▼

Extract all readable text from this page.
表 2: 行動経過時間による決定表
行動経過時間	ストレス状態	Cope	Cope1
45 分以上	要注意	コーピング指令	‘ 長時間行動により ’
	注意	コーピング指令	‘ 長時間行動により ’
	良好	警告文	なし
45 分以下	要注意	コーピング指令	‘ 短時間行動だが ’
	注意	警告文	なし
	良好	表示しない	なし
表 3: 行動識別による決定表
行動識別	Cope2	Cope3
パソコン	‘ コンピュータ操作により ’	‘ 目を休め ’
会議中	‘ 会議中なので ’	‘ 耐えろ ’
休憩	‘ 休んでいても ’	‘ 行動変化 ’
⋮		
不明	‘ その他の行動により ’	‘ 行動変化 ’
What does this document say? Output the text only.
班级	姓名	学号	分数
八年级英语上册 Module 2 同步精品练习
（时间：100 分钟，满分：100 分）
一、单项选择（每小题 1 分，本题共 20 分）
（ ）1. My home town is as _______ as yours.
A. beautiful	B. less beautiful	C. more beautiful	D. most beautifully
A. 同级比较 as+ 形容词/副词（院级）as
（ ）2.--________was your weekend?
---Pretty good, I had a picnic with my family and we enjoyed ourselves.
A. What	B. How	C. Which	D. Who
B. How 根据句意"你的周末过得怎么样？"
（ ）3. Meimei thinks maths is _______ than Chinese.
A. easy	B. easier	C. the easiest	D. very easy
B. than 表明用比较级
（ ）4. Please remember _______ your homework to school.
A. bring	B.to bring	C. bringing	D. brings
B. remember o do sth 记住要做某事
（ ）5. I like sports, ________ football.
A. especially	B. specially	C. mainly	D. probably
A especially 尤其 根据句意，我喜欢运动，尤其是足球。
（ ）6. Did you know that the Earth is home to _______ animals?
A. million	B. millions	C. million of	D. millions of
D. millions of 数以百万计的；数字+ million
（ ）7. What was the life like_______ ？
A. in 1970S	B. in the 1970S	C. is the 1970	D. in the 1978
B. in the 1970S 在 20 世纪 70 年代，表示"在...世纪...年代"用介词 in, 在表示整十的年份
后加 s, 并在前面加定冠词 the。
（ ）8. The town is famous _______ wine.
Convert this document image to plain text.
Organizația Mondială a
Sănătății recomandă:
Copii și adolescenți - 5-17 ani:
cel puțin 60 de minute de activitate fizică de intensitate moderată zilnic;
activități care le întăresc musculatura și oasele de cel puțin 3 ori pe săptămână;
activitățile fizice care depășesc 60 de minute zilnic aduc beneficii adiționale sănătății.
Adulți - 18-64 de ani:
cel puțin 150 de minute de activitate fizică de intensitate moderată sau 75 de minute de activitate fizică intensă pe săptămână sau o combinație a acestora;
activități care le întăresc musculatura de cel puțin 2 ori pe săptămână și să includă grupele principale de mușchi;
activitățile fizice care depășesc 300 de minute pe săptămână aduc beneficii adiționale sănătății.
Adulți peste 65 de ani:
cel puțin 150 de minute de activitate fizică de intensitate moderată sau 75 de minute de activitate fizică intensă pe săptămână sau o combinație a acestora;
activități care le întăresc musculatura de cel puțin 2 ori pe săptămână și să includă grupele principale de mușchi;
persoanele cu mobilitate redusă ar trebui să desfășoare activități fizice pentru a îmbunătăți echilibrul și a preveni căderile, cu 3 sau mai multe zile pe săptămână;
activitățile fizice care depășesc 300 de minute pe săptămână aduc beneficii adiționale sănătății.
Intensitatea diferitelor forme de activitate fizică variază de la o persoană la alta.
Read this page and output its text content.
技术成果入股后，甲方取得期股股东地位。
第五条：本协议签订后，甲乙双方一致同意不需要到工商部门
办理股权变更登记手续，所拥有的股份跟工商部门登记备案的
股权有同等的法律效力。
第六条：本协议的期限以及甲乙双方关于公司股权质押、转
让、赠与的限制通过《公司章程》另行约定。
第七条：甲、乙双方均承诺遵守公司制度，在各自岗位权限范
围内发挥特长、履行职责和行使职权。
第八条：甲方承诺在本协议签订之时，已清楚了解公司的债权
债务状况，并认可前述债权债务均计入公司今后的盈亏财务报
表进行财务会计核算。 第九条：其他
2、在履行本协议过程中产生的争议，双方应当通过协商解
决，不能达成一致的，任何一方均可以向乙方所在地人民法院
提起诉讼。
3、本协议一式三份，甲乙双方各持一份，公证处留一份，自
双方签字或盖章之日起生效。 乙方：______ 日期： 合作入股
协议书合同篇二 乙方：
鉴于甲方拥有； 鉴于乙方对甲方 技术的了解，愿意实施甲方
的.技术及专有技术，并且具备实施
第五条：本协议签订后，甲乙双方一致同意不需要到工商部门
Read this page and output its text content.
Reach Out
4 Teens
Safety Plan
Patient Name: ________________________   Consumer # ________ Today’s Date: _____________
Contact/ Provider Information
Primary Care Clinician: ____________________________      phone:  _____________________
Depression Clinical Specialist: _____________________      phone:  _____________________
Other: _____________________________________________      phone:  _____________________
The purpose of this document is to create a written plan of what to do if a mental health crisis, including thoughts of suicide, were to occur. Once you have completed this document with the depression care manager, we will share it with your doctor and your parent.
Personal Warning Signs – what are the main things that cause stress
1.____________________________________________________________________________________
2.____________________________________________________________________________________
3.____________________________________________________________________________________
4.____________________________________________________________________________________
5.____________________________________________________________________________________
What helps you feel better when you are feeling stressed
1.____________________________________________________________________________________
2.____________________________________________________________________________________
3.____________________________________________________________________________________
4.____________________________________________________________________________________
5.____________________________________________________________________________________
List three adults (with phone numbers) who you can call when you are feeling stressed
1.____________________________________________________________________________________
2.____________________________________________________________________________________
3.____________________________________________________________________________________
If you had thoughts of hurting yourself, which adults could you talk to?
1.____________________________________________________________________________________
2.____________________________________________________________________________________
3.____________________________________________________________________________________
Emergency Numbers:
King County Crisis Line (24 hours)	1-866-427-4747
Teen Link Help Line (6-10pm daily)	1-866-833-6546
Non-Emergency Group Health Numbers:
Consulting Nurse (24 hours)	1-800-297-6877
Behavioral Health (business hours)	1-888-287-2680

▲

# YOUR OBJECTIVE
List the lines that contain the word "コーピング指令".

# WORKED SOLUTION
45 分以上	要注意	コーピング指令	‘ 長時間行動により ’
	注意	コーピング指令	‘ 長時間行動により ’
45 分以下	要注意	コーピング指令	‘ 短時間行動だが ’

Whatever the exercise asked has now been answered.